THE EXERCISE:
Reproduce, exactly and in full, the lines from the one with "Parse this screenshot: output" through the one with "Transcribe this image's" in the data below; drop pictures.

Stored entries
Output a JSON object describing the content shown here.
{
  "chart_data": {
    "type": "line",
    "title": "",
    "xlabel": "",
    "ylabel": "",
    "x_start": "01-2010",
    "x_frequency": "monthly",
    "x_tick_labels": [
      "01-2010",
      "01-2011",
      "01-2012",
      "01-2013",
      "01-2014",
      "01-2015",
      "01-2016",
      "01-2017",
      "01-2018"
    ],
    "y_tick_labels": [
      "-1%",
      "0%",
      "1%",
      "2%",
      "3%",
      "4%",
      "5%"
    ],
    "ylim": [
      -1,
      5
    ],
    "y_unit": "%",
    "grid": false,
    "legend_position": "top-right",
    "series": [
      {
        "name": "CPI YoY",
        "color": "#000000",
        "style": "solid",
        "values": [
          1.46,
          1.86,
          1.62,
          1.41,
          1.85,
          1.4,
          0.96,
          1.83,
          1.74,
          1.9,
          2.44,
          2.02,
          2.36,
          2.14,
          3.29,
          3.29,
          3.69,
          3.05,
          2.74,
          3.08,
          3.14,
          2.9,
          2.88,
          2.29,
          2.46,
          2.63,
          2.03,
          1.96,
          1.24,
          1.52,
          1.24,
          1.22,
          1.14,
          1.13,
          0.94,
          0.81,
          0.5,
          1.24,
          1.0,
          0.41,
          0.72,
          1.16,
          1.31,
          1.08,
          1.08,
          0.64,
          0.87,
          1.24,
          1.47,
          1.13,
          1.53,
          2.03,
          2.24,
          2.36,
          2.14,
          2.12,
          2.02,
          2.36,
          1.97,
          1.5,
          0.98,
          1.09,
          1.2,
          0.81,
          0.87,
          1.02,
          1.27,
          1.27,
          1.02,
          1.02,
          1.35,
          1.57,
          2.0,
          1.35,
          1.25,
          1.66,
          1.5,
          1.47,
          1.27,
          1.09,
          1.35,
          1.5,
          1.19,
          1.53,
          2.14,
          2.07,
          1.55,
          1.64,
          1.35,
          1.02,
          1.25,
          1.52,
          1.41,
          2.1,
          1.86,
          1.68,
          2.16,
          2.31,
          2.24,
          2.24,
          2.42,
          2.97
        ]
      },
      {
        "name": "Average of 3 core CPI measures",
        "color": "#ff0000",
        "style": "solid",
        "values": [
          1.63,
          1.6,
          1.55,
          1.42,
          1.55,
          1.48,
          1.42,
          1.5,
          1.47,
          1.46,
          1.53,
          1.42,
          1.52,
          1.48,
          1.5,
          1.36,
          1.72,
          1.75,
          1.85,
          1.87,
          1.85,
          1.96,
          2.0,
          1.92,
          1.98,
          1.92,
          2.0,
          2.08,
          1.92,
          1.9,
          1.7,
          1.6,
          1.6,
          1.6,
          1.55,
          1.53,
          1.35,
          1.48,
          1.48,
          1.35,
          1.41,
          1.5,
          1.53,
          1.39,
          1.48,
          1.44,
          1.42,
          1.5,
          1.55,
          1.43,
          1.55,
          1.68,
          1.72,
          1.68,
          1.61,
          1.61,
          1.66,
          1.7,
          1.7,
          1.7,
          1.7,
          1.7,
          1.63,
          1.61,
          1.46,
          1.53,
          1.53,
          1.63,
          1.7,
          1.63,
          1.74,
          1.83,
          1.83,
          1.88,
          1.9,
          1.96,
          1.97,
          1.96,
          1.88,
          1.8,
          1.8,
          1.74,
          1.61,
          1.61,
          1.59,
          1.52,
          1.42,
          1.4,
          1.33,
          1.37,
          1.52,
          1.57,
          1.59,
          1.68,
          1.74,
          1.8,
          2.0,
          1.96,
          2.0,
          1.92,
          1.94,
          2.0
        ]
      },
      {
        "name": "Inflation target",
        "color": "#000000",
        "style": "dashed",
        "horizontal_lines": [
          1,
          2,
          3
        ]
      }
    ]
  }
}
--
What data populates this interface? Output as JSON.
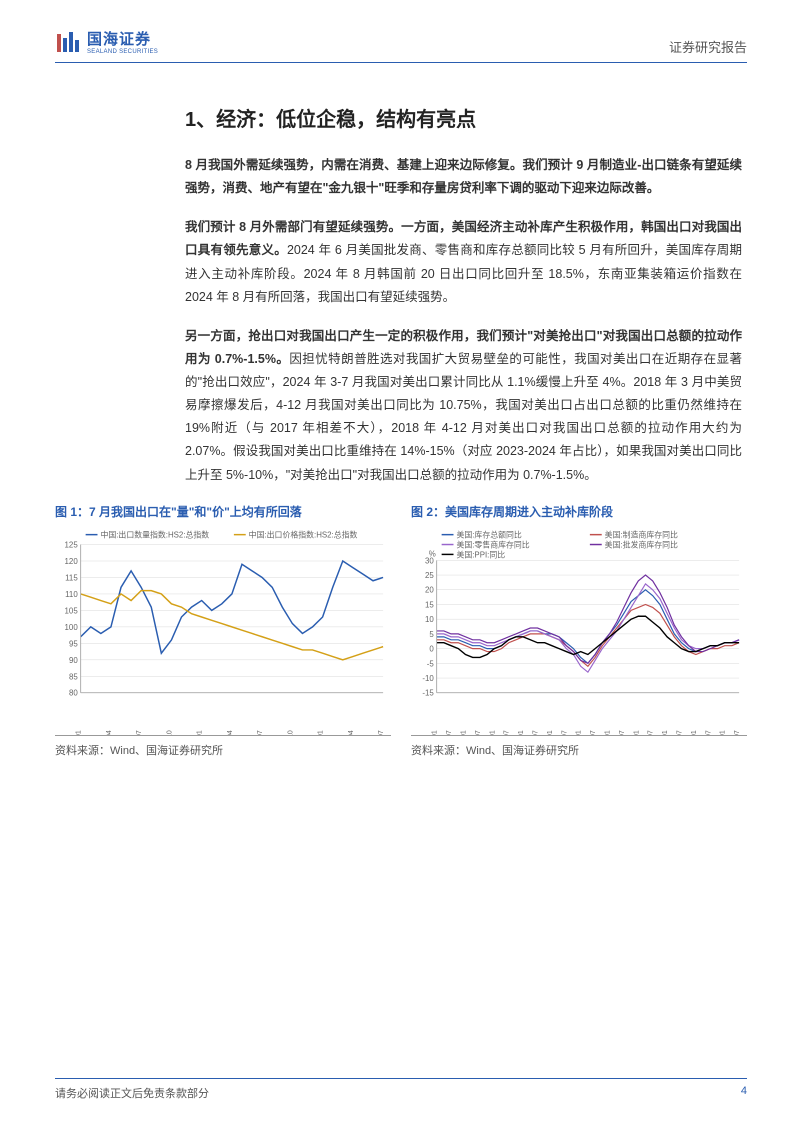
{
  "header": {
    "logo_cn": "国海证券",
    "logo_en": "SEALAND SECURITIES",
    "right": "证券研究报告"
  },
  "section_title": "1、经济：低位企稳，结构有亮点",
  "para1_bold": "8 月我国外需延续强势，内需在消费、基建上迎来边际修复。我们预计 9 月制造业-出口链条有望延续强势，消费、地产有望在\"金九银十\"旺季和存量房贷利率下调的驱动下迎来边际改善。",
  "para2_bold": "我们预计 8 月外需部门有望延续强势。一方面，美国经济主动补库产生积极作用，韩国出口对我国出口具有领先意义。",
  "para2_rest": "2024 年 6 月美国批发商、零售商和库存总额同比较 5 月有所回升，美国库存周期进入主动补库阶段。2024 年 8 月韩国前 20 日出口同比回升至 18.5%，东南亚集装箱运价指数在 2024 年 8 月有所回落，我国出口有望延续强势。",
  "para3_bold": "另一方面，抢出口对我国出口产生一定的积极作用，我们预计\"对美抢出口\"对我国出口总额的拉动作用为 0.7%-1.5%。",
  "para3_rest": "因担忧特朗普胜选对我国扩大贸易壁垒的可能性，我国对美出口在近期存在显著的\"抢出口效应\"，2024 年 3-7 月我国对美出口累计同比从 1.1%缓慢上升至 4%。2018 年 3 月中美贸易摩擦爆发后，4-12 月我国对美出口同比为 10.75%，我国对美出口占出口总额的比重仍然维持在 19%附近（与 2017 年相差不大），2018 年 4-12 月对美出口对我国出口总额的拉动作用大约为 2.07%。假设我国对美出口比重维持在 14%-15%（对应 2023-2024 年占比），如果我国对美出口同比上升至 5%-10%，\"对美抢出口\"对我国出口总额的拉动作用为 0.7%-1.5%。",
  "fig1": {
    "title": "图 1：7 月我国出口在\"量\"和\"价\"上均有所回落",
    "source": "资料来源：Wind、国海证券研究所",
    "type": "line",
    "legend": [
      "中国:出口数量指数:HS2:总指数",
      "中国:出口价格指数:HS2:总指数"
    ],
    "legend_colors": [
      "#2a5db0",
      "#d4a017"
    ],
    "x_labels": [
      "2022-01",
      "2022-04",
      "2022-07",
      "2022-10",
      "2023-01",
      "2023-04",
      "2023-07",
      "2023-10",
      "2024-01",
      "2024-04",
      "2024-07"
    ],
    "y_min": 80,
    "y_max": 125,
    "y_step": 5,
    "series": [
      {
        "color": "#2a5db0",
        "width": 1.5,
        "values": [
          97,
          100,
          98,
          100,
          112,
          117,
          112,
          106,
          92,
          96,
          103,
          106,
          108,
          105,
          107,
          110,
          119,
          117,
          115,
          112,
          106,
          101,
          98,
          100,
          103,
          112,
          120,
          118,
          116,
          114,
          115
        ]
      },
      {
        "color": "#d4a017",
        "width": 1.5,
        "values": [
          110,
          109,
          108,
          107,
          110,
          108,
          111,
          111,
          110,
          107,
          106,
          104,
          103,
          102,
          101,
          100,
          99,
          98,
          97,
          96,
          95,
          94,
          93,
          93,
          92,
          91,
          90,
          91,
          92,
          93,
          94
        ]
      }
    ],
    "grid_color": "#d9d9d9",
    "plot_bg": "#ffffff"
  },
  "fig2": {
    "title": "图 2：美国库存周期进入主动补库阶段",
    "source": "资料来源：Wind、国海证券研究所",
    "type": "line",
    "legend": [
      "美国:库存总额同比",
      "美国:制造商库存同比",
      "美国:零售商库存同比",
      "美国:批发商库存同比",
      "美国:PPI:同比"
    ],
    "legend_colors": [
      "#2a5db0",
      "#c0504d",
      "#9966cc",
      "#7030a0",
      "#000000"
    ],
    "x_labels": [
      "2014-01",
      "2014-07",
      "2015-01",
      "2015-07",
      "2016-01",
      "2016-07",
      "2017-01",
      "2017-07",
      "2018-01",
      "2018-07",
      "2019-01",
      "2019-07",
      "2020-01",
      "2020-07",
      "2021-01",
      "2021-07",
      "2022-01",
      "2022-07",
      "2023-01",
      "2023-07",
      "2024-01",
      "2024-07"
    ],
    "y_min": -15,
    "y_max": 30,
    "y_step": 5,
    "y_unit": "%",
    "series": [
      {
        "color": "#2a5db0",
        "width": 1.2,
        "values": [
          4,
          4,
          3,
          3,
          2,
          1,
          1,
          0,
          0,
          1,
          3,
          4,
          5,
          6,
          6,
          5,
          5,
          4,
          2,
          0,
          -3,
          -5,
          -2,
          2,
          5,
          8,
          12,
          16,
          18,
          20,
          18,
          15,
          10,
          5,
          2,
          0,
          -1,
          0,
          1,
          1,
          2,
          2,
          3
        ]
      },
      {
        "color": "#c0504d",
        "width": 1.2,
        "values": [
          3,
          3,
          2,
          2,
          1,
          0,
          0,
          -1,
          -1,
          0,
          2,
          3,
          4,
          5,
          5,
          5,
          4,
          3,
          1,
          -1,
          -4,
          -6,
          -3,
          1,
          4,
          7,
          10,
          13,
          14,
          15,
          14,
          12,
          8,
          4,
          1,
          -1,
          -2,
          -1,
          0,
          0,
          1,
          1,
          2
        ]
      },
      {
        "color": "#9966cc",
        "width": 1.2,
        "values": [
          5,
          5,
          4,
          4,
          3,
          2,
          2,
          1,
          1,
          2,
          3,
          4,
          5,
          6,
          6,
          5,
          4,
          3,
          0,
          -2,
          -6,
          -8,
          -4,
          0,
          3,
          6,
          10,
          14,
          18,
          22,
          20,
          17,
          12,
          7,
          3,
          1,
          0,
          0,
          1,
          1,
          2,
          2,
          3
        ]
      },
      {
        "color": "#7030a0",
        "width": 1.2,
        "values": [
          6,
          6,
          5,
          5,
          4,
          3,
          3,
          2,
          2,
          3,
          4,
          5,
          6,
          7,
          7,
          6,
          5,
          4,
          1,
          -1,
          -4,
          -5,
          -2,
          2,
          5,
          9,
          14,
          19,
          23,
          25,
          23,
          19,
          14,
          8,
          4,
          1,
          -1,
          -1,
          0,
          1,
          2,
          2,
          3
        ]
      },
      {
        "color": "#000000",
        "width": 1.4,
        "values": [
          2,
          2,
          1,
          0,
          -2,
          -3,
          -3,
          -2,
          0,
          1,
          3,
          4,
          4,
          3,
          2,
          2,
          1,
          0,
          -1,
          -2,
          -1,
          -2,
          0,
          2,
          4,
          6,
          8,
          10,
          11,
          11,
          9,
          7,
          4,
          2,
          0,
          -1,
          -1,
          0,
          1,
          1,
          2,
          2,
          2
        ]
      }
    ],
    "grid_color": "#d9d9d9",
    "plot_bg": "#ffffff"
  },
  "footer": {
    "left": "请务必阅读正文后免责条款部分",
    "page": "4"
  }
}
==
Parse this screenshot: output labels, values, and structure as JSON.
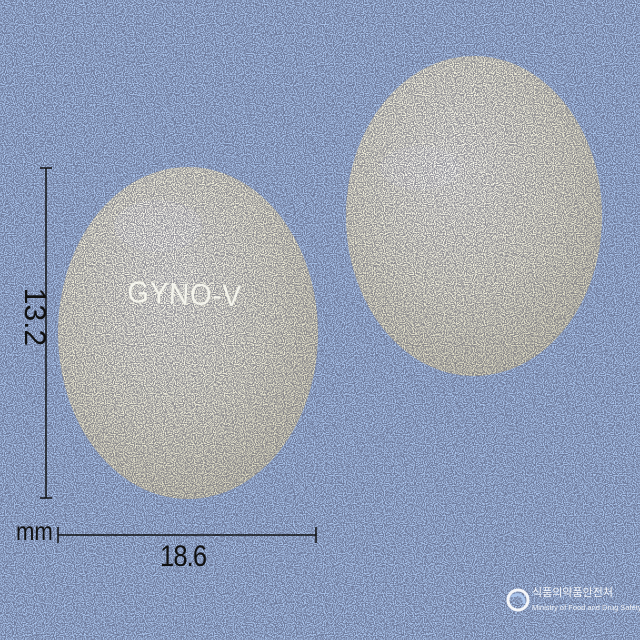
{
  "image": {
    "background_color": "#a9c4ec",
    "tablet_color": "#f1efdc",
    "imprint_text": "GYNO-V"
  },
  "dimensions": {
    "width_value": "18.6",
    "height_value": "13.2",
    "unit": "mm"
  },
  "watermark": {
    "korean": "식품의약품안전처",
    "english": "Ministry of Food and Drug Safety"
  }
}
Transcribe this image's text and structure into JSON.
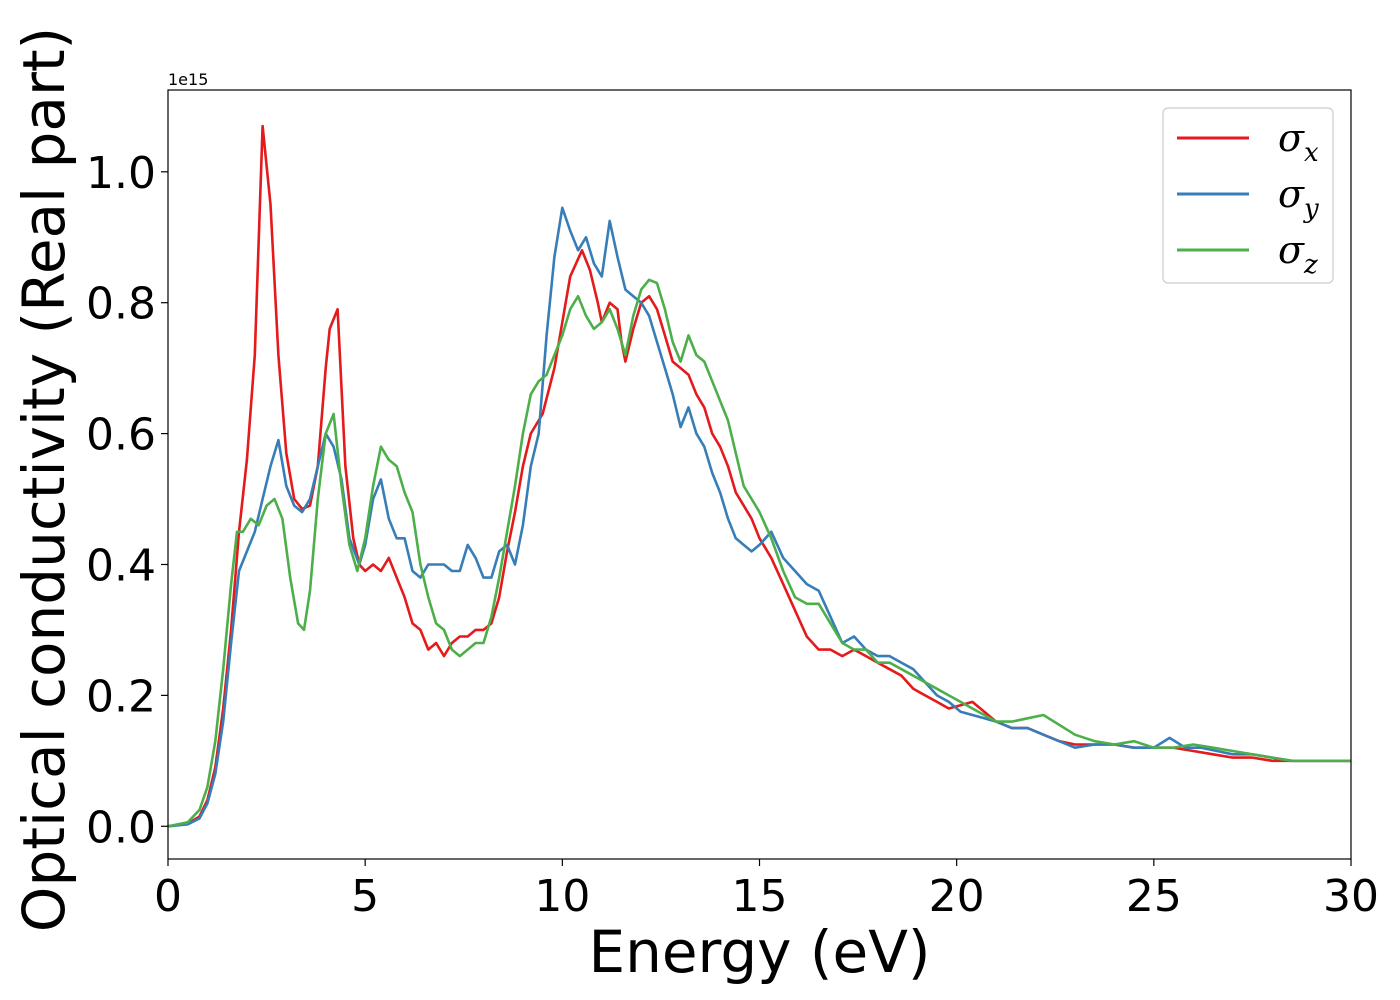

OUTPUT:
Parse this screenshot: output labels, values, and structure as JSON.
{
  "image": {
    "background_color": "#a9c4ec",
    "tablet_color": "#f1efdc",
    "imprint_text": "GYNO-V"
  },
  "dimensions": {
    "width_value": "18.6",
    "height_value": "13.2",
    "unit": "mm"
  },
  "watermark": {
    "korean": "식품의약품안전처",
    "english": "Ministry of Food and Drug Safety"
  }
}
Transcribe this image's text and structure into JSON.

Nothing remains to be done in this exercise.